[BEGIN Excerpted records]

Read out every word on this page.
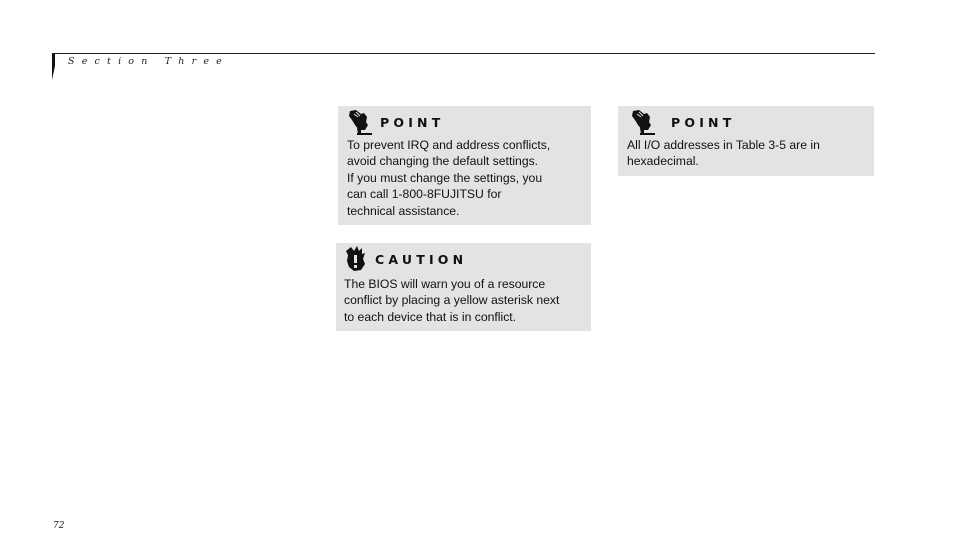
Section Three
POINT
To prevent IRQ and address conflicts,
avoid changing the default settings.
If you must change the settings, you
can call 1-800-8FUJITSU for
technical assistance.
CAUTION
The BIOS will warn you of a resource
conflict by placing a yellow asterisk next
to each device that is in conflict.
POINT
All I/O addresses in Table 3-5 are in
hexadecimal.
72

[END Excerpted records]

**What you are asked to do**
Copy every record character for character. Skip the pictures.

**Task answer**
Read out every word on this page.
Section Three
POINT
To prevent IRQ and address conflicts,
avoid changing the default settings.
If you must change the settings, you
can call 1-800-8FUJITSU for
technical assistance.
CAUTION
The BIOS will warn you of a resource
conflict by placing a yellow asterisk next
to each device that is in conflict.
POINT
All I/O addresses in Table 3-5 are in
hexadecimal.
72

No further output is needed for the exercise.